== DATASET RECORDS

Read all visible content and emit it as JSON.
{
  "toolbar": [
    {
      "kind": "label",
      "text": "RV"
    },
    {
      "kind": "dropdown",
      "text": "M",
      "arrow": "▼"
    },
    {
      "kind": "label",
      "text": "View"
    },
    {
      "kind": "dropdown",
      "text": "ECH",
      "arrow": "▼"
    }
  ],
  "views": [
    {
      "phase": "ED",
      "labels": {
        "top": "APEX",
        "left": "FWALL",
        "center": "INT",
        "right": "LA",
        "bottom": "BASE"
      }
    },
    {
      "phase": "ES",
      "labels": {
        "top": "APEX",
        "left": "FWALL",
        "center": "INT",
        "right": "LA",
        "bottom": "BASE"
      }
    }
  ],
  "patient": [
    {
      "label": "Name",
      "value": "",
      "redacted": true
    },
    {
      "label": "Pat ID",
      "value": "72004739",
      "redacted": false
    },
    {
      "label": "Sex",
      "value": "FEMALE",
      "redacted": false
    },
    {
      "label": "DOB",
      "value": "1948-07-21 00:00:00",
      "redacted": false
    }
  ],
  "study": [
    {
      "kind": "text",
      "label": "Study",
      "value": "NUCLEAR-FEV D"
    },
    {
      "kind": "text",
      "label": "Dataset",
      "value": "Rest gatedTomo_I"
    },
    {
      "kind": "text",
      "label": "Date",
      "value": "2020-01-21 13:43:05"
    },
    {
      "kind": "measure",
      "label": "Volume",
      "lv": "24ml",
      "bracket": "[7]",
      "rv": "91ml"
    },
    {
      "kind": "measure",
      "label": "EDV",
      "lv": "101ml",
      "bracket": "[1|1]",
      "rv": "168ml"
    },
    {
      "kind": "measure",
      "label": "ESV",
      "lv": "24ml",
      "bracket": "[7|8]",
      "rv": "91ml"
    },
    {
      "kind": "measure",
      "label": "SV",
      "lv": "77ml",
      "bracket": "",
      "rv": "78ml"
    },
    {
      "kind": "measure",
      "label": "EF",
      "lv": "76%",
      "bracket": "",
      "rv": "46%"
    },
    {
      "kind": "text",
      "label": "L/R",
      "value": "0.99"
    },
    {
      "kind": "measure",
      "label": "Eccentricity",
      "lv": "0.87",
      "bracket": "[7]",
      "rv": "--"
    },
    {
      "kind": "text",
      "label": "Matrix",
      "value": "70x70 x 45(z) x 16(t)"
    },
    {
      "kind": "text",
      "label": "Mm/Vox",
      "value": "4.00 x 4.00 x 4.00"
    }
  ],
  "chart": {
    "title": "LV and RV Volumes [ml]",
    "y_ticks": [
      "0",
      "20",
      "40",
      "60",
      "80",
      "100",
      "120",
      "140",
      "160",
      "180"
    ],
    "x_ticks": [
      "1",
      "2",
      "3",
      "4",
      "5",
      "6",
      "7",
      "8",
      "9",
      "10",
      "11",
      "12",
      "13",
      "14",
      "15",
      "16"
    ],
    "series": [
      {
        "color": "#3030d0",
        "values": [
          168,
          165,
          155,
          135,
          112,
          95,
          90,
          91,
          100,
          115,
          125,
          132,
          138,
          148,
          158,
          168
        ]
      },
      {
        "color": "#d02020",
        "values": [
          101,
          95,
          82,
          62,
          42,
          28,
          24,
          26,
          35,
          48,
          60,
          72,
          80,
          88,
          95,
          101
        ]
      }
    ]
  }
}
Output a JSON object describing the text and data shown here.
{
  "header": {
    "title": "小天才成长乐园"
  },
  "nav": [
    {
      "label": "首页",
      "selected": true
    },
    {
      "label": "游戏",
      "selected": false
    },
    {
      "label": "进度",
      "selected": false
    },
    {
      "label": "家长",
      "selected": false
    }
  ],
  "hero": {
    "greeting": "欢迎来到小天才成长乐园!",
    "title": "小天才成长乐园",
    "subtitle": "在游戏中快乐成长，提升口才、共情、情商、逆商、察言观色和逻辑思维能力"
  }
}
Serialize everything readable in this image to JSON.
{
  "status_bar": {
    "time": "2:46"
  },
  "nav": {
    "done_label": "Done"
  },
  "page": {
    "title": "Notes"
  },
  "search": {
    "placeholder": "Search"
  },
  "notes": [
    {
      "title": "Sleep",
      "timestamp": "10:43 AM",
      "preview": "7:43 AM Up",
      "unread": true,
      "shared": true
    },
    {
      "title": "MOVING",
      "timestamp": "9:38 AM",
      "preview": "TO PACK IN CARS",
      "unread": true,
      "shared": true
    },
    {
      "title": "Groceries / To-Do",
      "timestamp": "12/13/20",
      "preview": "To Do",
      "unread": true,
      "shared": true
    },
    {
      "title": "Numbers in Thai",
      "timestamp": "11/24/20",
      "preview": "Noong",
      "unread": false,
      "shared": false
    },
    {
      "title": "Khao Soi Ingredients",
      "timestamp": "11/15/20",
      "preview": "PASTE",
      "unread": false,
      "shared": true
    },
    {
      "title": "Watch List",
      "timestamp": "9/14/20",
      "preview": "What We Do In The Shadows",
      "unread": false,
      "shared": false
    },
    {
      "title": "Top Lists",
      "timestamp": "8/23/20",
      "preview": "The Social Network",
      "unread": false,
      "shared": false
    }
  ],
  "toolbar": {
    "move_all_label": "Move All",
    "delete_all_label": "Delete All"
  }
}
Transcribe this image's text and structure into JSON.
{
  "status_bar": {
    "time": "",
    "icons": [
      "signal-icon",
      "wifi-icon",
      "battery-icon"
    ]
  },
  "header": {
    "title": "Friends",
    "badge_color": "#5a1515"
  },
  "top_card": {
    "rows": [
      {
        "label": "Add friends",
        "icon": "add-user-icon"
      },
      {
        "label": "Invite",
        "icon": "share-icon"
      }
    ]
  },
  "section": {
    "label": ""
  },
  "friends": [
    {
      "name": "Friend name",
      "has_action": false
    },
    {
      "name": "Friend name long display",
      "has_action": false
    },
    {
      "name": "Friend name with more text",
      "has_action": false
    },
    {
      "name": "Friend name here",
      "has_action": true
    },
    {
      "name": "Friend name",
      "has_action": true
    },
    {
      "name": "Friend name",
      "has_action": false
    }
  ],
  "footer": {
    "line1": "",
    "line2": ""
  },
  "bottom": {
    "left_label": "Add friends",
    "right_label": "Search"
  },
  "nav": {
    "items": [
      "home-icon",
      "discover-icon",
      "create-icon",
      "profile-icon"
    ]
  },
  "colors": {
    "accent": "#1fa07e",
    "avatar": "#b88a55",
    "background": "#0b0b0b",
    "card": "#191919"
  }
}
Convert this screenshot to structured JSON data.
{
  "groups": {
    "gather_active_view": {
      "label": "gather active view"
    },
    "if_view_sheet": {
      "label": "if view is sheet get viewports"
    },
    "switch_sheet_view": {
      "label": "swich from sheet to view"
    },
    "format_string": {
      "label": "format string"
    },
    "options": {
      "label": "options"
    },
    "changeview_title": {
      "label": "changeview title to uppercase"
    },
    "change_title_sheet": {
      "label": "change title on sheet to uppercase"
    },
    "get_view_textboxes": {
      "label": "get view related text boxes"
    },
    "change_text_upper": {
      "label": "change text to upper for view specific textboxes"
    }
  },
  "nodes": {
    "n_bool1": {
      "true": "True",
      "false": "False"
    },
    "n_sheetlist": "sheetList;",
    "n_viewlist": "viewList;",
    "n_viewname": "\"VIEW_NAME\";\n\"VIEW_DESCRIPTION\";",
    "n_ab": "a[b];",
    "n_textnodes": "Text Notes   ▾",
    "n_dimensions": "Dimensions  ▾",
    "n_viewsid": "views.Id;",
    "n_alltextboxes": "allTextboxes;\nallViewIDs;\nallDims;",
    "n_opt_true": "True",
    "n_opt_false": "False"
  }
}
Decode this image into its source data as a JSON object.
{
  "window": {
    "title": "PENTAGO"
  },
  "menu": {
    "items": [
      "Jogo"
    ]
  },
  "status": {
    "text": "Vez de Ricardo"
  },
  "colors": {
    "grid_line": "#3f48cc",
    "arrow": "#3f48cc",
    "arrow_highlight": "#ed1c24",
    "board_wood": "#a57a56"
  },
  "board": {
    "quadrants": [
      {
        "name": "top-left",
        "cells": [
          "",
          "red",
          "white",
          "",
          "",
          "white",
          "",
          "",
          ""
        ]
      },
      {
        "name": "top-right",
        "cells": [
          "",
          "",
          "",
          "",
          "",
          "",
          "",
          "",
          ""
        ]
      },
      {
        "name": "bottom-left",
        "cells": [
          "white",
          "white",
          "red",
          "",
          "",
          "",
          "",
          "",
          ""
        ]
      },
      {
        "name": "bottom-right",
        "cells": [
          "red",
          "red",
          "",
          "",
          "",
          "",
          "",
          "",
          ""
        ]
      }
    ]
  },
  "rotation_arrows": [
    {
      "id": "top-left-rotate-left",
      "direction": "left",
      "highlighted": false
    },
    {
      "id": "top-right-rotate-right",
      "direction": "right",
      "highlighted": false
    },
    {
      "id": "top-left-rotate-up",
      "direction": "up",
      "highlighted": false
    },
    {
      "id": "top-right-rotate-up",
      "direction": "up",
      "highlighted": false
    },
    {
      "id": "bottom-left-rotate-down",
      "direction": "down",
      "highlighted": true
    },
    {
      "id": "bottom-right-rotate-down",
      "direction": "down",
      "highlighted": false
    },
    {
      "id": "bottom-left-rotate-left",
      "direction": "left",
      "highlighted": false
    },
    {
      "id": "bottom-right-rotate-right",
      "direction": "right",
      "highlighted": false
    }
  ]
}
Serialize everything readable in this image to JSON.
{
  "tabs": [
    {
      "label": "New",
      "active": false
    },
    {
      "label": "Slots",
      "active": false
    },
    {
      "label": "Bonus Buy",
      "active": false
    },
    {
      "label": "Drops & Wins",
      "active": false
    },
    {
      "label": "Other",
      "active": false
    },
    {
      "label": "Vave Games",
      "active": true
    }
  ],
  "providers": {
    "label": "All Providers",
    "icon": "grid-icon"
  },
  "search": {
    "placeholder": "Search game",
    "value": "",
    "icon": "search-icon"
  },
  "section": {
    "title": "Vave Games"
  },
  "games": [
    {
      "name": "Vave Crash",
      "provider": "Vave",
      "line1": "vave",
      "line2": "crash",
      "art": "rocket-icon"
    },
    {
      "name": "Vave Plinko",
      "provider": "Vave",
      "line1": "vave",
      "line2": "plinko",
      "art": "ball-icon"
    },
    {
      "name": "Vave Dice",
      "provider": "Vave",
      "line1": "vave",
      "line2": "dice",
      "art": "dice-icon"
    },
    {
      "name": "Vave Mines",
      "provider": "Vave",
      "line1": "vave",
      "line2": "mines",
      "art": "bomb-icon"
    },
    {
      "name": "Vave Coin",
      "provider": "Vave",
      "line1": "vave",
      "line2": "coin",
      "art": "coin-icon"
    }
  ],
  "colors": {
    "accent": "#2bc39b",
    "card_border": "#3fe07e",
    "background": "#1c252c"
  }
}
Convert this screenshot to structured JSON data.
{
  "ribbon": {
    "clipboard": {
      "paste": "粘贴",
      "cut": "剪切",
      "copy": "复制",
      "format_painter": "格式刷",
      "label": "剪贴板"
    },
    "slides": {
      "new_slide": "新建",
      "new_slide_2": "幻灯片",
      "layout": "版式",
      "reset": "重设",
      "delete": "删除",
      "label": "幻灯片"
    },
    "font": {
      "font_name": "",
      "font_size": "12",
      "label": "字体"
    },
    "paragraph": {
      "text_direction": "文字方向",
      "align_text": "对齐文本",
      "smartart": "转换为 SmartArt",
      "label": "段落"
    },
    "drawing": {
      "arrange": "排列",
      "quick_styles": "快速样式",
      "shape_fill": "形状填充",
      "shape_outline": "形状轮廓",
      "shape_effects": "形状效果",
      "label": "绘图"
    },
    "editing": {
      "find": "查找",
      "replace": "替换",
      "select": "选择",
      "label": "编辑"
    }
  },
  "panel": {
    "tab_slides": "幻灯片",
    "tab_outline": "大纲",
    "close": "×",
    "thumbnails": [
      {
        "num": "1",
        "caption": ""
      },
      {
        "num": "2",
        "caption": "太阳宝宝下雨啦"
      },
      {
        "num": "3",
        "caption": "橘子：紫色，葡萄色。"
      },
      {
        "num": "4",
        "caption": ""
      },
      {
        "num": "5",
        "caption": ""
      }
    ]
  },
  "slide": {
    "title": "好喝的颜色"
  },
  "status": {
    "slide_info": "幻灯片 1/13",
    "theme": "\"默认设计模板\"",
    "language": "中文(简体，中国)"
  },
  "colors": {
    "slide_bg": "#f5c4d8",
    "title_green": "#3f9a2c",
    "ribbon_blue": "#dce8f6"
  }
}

====

Find every line above that contains the word "background", and return each one.

    "background": "#0b0b0b",
    "background": "#1c252c"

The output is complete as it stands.